-- Data for this exercise --
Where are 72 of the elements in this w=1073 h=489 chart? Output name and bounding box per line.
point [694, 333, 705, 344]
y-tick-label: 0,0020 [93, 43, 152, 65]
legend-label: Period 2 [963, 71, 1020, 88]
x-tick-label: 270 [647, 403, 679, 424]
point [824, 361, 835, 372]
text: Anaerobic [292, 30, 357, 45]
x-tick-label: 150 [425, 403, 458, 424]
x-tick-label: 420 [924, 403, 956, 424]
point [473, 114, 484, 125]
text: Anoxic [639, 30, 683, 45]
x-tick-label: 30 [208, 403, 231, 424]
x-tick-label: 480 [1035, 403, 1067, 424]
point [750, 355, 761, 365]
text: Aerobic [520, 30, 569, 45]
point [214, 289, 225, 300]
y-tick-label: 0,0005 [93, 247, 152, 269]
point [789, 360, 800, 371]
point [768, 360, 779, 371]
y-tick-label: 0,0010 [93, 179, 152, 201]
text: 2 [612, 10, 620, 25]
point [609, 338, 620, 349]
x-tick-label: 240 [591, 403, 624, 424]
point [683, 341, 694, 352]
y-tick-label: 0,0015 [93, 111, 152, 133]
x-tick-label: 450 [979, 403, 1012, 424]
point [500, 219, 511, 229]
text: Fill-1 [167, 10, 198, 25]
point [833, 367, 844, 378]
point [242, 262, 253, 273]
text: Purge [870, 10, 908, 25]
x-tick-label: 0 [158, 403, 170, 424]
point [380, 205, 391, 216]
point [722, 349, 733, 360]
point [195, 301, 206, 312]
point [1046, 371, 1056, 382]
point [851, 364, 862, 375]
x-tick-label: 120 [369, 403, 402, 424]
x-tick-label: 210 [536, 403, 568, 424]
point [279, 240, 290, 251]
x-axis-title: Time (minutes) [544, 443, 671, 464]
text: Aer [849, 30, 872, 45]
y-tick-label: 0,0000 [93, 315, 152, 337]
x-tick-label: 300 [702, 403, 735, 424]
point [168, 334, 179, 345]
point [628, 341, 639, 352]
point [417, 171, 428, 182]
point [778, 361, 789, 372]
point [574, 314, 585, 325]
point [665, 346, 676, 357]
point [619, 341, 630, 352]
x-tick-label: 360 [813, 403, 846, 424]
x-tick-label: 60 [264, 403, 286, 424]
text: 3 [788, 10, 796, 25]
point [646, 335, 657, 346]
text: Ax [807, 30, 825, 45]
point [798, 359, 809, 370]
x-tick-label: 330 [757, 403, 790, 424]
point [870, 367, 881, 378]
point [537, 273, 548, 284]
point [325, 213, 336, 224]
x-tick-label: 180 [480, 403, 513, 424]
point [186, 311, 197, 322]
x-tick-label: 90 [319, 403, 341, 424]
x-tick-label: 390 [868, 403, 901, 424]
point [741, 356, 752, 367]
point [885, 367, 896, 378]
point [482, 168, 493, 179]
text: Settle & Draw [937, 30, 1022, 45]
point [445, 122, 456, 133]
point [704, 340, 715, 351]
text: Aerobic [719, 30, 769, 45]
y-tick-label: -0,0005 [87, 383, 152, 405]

-- Given task --
Reproduce the records line for line, from the start of the records through the line holding "x-axis-title: Time (minutes)", with both ends included.

-- The response --
Where are 72 of the elements in this w=1073 h=489 chart? Output name and bounding box per line.
point [694, 333, 705, 344]
y-tick-label: 0,0020 [93, 43, 152, 65]
legend-label: Period 2 [963, 71, 1020, 88]
x-tick-label: 270 [647, 403, 679, 424]
point [824, 361, 835, 372]
text: Anaerobic [292, 30, 357, 45]
x-tick-label: 150 [425, 403, 458, 424]
x-tick-label: 420 [924, 403, 956, 424]
point [473, 114, 484, 125]
text: Anoxic [639, 30, 683, 45]
x-tick-label: 30 [208, 403, 231, 424]
x-tick-label: 480 [1035, 403, 1067, 424]
point [750, 355, 761, 365]
text: Aerobic [520, 30, 569, 45]
point [214, 289, 225, 300]
y-tick-label: 0,0005 [93, 247, 152, 269]
point [789, 360, 800, 371]
point [768, 360, 779, 371]
y-tick-label: 0,0010 [93, 179, 152, 201]
text: 2 [612, 10, 620, 25]
point [609, 338, 620, 349]
x-tick-label: 240 [591, 403, 624, 424]
point [683, 341, 694, 352]
y-tick-label: 0,0015 [93, 111, 152, 133]
x-tick-label: 450 [979, 403, 1012, 424]
point [500, 219, 511, 229]
text: Fill-1 [167, 10, 198, 25]
point [833, 367, 844, 378]
point [242, 262, 253, 273]
text: Purge [870, 10, 908, 25]
x-tick-label: 0 [158, 403, 170, 424]
point [380, 205, 391, 216]
point [722, 349, 733, 360]
point [195, 301, 206, 312]
point [1046, 371, 1056, 382]
point [851, 364, 862, 375]
x-tick-label: 120 [369, 403, 402, 424]
x-tick-label: 210 [536, 403, 568, 424]
point [279, 240, 290, 251]
x-axis-title: Time (minutes) [544, 443, 671, 464]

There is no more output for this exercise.